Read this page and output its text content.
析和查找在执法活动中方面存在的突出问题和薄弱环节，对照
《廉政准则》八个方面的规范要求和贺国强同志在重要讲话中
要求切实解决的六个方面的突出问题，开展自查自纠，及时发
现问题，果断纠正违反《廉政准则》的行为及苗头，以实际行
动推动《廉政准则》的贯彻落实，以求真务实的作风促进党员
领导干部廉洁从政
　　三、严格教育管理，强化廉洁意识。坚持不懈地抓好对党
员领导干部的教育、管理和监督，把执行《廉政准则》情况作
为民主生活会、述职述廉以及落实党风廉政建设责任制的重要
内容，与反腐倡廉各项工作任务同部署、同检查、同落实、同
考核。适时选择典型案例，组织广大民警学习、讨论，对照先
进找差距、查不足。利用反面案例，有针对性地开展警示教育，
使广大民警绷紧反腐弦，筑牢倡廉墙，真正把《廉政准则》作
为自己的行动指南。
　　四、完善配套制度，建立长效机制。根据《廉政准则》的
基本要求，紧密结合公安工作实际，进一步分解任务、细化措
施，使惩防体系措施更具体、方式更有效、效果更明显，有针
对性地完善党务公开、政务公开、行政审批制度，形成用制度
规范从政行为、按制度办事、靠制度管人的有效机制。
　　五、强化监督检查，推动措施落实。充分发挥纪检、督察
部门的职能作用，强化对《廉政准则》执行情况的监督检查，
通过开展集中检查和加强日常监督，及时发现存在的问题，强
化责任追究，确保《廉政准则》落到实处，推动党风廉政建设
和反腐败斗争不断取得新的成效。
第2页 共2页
--
STATED TASK:
Give back all the data exactly as written.

COMPLETED EXERCISE:
Read this page and output its text content.
析和查找在执法活动中方面存在的突出问题和薄弱环节，对照
《廉政准则》八个方面的规范要求和贺国强同志在重要讲话中
要求切实解决的六个方面的突出问题，开展自查自纠，及时发
现问题，果断纠正违反《廉政准则》的行为及苗头，以实际行
动推动《廉政准则》的贯彻落实，以求真务实的作风促进党员
领导干部廉洁从政
　　三、严格教育管理，强化廉洁意识。坚持不懈地抓好对党
员领导干部的教育、管理和监督，把执行《廉政准则》情况作
为民主生活会、述职述廉以及落实党风廉政建设责任制的重要
内容，与反腐倡廉各项工作任务同部署、同检查、同落实、同
考核。适时选择典型案例，组织广大民警学习、讨论，对照先
进找差距、查不足。利用反面案例，有针对性地开展警示教育，
使广大民警绷紧反腐弦，筑牢倡廉墙，真正把《廉政准则》作
为自己的行动指南。
　　四、完善配套制度，建立长效机制。根据《廉政准则》的
基本要求，紧密结合公安工作实际，进一步分解任务、细化措
施，使惩防体系措施更具体、方式更有效、效果更明显，有针
对性地完善党务公开、政务公开、行政审批制度，形成用制度
规范从政行为、按制度办事、靠制度管人的有效机制。
　　五、强化监督检查，推动措施落实。充分发挥纪检、督察
部门的职能作用，强化对《廉政准则》执行情况的监督检查，
通过开展集中检查和加强日常监督，及时发现存在的问题，强
化责任追究，确保《廉政准则》落到实处，推动党风廉政建设
和反腐败斗争不断取得新的成效。
第2页 共2页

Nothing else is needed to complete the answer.